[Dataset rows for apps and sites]
● ● ● ●
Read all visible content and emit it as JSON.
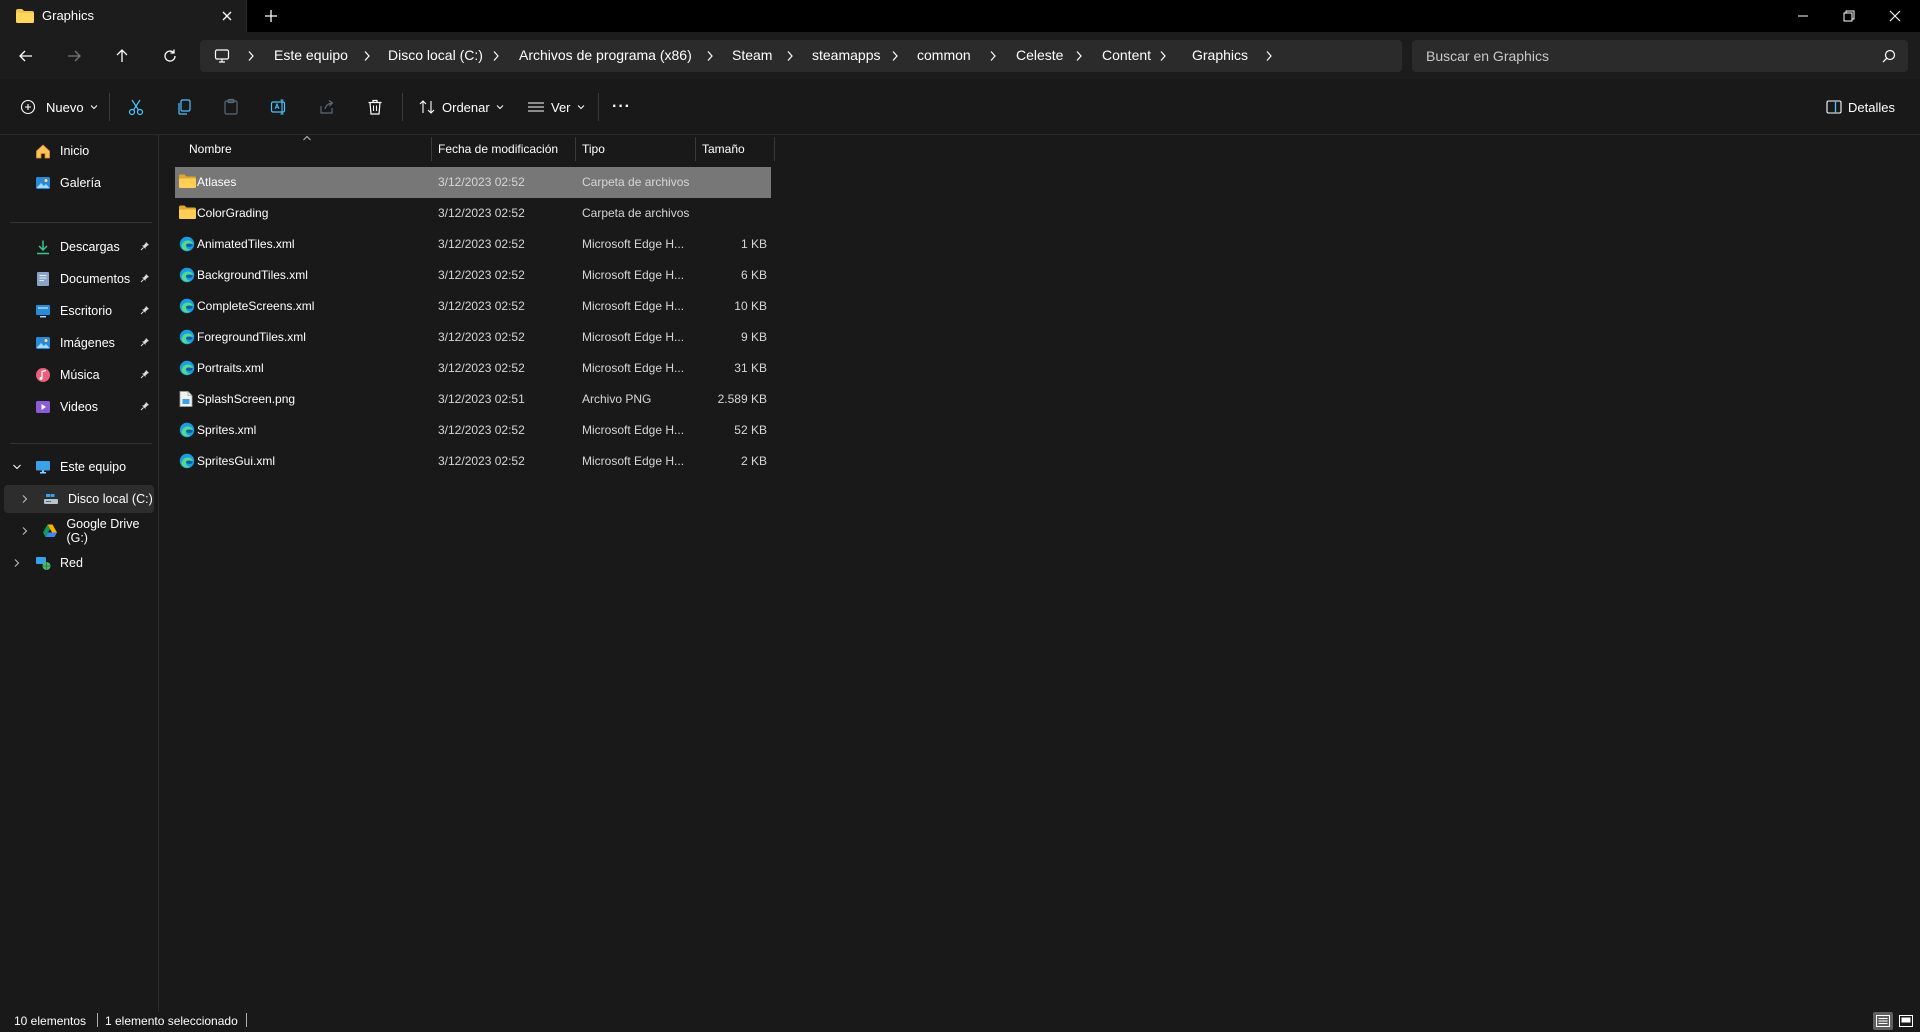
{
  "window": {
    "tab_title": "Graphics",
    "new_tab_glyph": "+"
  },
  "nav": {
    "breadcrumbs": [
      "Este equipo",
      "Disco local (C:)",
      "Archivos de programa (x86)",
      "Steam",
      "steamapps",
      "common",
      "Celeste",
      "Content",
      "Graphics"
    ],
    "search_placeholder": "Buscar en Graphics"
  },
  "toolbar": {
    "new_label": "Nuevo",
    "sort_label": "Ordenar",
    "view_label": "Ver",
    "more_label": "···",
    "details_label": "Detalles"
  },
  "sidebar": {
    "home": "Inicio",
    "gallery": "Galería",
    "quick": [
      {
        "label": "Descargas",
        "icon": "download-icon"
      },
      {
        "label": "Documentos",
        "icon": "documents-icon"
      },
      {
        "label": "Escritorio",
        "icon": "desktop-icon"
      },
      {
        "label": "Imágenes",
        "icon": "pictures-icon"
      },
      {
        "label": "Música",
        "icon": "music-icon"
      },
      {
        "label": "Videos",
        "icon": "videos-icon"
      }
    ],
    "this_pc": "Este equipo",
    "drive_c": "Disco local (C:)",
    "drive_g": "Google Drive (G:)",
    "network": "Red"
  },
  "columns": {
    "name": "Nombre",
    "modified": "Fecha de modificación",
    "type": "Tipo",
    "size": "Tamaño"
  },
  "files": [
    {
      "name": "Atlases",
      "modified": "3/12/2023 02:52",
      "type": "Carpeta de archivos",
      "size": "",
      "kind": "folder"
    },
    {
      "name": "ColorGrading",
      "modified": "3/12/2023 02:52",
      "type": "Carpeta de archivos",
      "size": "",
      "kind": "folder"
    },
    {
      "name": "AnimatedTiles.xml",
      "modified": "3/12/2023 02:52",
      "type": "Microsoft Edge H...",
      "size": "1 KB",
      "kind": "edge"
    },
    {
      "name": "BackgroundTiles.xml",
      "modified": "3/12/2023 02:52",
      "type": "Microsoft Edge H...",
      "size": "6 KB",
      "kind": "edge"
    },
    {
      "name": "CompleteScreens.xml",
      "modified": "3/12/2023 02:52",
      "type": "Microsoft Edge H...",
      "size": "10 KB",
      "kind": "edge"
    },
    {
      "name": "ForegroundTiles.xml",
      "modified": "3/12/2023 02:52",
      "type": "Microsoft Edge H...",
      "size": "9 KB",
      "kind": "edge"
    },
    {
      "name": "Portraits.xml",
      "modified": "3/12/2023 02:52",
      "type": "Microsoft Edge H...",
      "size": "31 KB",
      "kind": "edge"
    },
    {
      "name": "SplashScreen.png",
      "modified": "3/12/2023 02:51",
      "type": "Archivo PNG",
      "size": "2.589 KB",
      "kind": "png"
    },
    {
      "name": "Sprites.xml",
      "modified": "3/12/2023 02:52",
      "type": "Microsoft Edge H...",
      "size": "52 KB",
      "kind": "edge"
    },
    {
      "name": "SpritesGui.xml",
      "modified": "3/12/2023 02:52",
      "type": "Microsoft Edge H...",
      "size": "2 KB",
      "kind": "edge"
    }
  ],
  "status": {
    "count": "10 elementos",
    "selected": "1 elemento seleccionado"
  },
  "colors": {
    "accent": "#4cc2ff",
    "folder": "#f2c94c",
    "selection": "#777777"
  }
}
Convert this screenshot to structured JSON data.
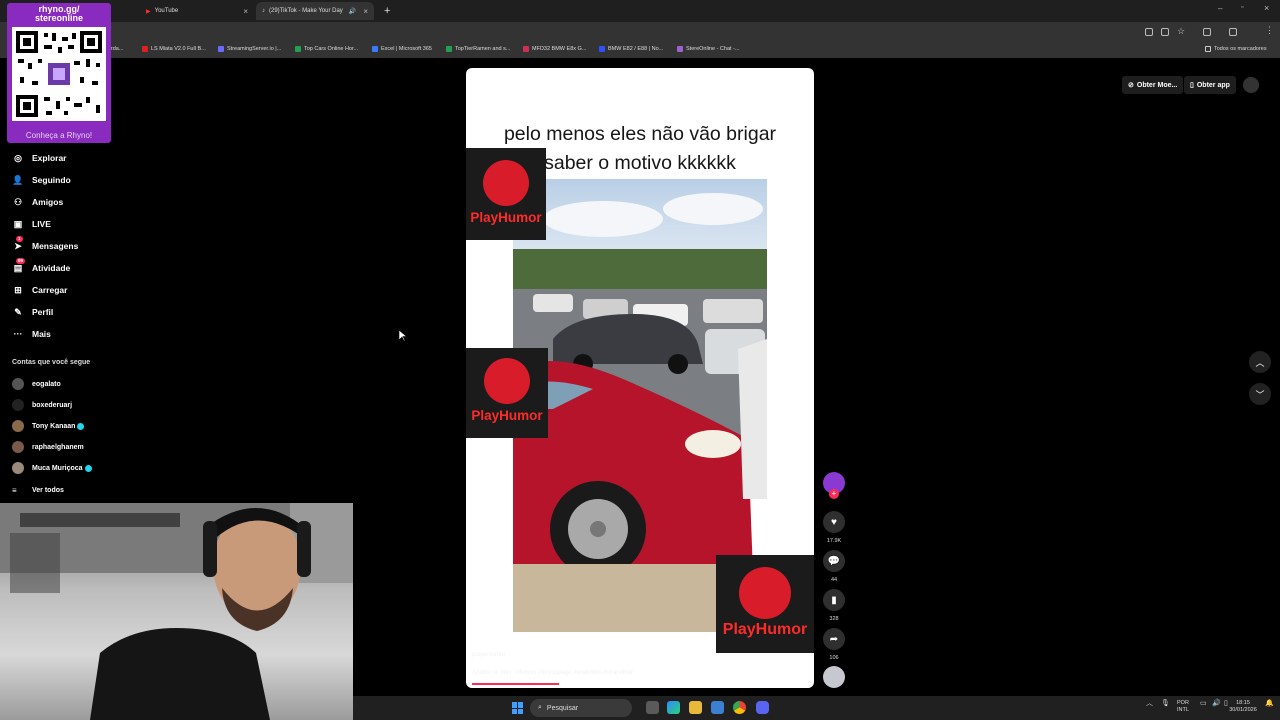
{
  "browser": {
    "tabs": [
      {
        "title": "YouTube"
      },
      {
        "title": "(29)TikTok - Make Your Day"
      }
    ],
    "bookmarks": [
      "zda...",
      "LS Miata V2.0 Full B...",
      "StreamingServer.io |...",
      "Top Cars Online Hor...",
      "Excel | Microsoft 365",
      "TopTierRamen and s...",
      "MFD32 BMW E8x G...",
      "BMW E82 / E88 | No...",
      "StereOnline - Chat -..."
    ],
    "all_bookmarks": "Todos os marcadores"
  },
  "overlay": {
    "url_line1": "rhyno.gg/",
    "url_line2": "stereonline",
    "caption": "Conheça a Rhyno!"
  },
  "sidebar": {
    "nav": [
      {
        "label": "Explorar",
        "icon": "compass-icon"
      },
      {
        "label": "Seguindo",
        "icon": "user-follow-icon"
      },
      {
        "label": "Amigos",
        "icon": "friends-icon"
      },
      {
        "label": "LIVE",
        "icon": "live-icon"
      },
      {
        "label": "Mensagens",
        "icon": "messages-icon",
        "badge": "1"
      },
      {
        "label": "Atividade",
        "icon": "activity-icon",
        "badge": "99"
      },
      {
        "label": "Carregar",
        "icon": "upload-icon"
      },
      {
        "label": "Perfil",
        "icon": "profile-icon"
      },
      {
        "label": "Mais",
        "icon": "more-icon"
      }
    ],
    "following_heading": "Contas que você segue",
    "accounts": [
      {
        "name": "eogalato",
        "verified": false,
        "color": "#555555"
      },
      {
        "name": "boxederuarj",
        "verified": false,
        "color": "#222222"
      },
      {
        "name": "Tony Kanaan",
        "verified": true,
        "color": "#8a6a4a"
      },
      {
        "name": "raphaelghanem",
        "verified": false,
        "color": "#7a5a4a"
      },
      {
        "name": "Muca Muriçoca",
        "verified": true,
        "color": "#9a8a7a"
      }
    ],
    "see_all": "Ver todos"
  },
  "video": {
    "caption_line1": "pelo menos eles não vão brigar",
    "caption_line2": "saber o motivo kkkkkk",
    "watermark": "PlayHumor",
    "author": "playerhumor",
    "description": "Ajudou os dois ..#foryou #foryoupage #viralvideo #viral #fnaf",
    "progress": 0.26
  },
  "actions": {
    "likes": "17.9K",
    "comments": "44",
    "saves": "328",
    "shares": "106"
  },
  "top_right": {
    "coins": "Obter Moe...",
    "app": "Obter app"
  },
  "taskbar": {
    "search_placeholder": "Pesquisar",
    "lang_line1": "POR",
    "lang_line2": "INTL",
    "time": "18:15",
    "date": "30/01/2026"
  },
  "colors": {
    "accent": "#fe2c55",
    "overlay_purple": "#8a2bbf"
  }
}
● ● ● ●
Images must not appear; print each record precisely as it reads.

Read all visible content and emit it as JSON.
{
  "window": {
    "tab_title": "Graphics",
    "new_tab_glyph": "+"
  },
  "nav": {
    "breadcrumbs": [
      "Este equipo",
      "Disco local (C:)",
      "Archivos de programa (x86)",
      "Steam",
      "steamapps",
      "common",
      "Celeste",
      "Content",
      "Graphics"
    ],
    "search_placeholder": "Buscar en Graphics"
  },
  "toolbar": {
    "new_label": "Nuevo",
    "sort_label": "Ordenar",
    "view_label": "Ver",
    "more_label": "···",
    "details_label": "Detalles"
  },
  "sidebar": {
    "home": "Inicio",
    "gallery": "Galería",
    "quick": [
      {
        "label": "Descargas",
        "icon": "download-icon"
      },
      {
        "label": "Documentos",
        "icon": "documents-icon"
      },
      {
        "label": "Escritorio",
        "icon": "desktop-icon"
      },
      {
        "label": "Imágenes",
        "icon": "pictures-icon"
      },
      {
        "label": "Música",
        "icon": "music-icon"
      },
      {
        "label": "Videos",
        "icon": "videos-icon"
      }
    ],
    "this_pc": "Este equipo",
    "drive_c": "Disco local (C:)",
    "drive_g": "Google Drive (G:)",
    "network": "Red"
  },
  "columns": {
    "name": "Nombre",
    "modified": "Fecha de modificación",
    "type": "Tipo",
    "size": "Tamaño"
  },
  "files": [
    {
      "name": "Atlases",
      "modified": "3/12/2023 02:52",
      "type": "Carpeta de archivos",
      "size": "",
      "kind": "folder"
    },
    {
      "name": "ColorGrading",
      "modified": "3/12/2023 02:52",
      "type": "Carpeta de archivos",
      "size": "",
      "kind": "folder"
    },
    {
      "name": "AnimatedTiles.xml",
      "modified": "3/12/2023 02:52",
      "type": "Microsoft Edge H...",
      "size": "1 KB",
      "kind": "edge"
    },
    {
      "name": "BackgroundTiles.xml",
      "modified": "3/12/2023 02:52",
      "type": "Microsoft Edge H...",
      "size": "6 KB",
      "kind": "edge"
    },
    {
      "name": "CompleteScreens.xml",
      "modified": "3/12/2023 02:52",
      "type": "Microsoft Edge H...",
      "size": "10 KB",
      "kind": "edge"
    },
    {
      "name": "ForegroundTiles.xml",
      "modified": "3/12/2023 02:52",
      "type": "Microsoft Edge H...",
      "size": "9 KB",
      "kind": "edge"
    },
    {
      "name": "Portraits.xml",
      "modified": "3/12/2023 02:52",
      "type": "Microsoft Edge H...",
      "size": "31 KB",
      "kind": "edge"
    },
    {
      "name": "SplashScreen.png",
      "modified": "3/12/2023 02:51",
      "type": "Archivo PNG",
      "size": "2.589 KB",
      "kind": "png"
    },
    {
      "name": "Sprites.xml",
      "modified": "3/12/2023 02:52",
      "type": "Microsoft Edge H...",
      "size": "52 KB",
      "kind": "edge"
    },
    {
      "name": "SpritesGui.xml",
      "modified": "3/12/2023 02:52",
      "type": "Microsoft Edge H...",
      "size": "2 KB",
      "kind": "edge"
    }
  ],
  "status": {
    "count": "10 elementos",
    "selected": "1 elemento seleccionado"
  },
  "colors": {
    "accent": "#4cc2ff",
    "folder": "#f2c94c",
    "selection": "#777777"
  }
}
Convert this screenshot to structured JSON data.
{
  "browser": {
    "tabs": [
      {
        "title": "YouTube"
      },
      {
        "title": "(29)TikTok - Make Your Day"
      }
    ],
    "bookmarks": [
      "zda...",
      "LS Miata V2.0 Full B...",
      "StreamingServer.io |...",
      "Top Cars Online Hor...",
      "Excel | Microsoft 365",
      "TopTierRamen and s...",
      "MFD32 BMW E8x G...",
      "BMW E82 / E88 | No...",
      "StereOnline - Chat -..."
    ],
    "all_bookmarks": "Todos os marcadores"
  },
  "overlay": {
    "url_line1": "rhyno.gg/",
    "url_line2": "stereonline",
    "caption": "Conheça a Rhyno!"
  },
  "sidebar": {
    "nav": [
      {
        "label": "Explorar",
        "icon": "compass-icon"
      },
      {
        "label": "Seguindo",
        "icon": "user-follow-icon"
      },
      {
        "label": "Amigos",
        "icon": "friends-icon"
      },
      {
        "label": "LIVE",
        "icon": "live-icon"
      },
      {
        "label": "Mensagens",
        "icon": "messages-icon",
        "badge": "1"
      },
      {
        "label": "Atividade",
        "icon": "activity-icon",
        "badge": "99"
      },
      {
        "label": "Carregar",
        "icon": "upload-icon"
      },
      {
        "label": "Perfil",
        "icon": "profile-icon"
      },
      {
        "label": "Mais",
        "icon": "more-icon"
      }
    ],
    "following_heading": "Contas que você segue",
    "accounts": [
      {
        "name": "eogalato",
        "verified": false,
        "color": "#555555"
      },
      {
        "name": "boxederuarj",
        "verified": false,
        "color": "#222222"
      },
      {
        "name": "Tony Kanaan",
        "verified": true,
        "color": "#8a6a4a"
      },
      {
        "name": "raphaelghanem",
        "verified": false,
        "color": "#7a5a4a"
      },
      {
        "name": "Muca Muriçoca",
        "verified": true,
        "color": "#9a8a7a"
      }
    ],
    "see_all": "Ver todos"
  },
  "video": {
    "caption_line1": "pelo menos eles não vão brigar",
    "caption_line2": "saber o motivo kkkkkk",
    "watermark": "PlayHumor",
    "author": "playerhumor",
    "description": "Ajudou os dois ..#foryou #foryoupage #viralvideo #viral #fnaf",
    "progress": 0.26
  },
  "actions": {
    "likes": "17.9K",
    "comments": "44",
    "saves": "328",
    "shares": "106"
  },
  "top_right": {
    "coins": "Obter Moe...",
    "app": "Obter app"
  },
  "taskbar": {
    "search_placeholder": "Pesquisar",
    "lang_line1": "POR",
    "lang_line2": "INTL",
    "time": "18:15",
    "date": "30/01/2026"
  },
  "colors": {
    "accent": "#fe2c55",
    "overlay_purple": "#8a2bbf"
  }
}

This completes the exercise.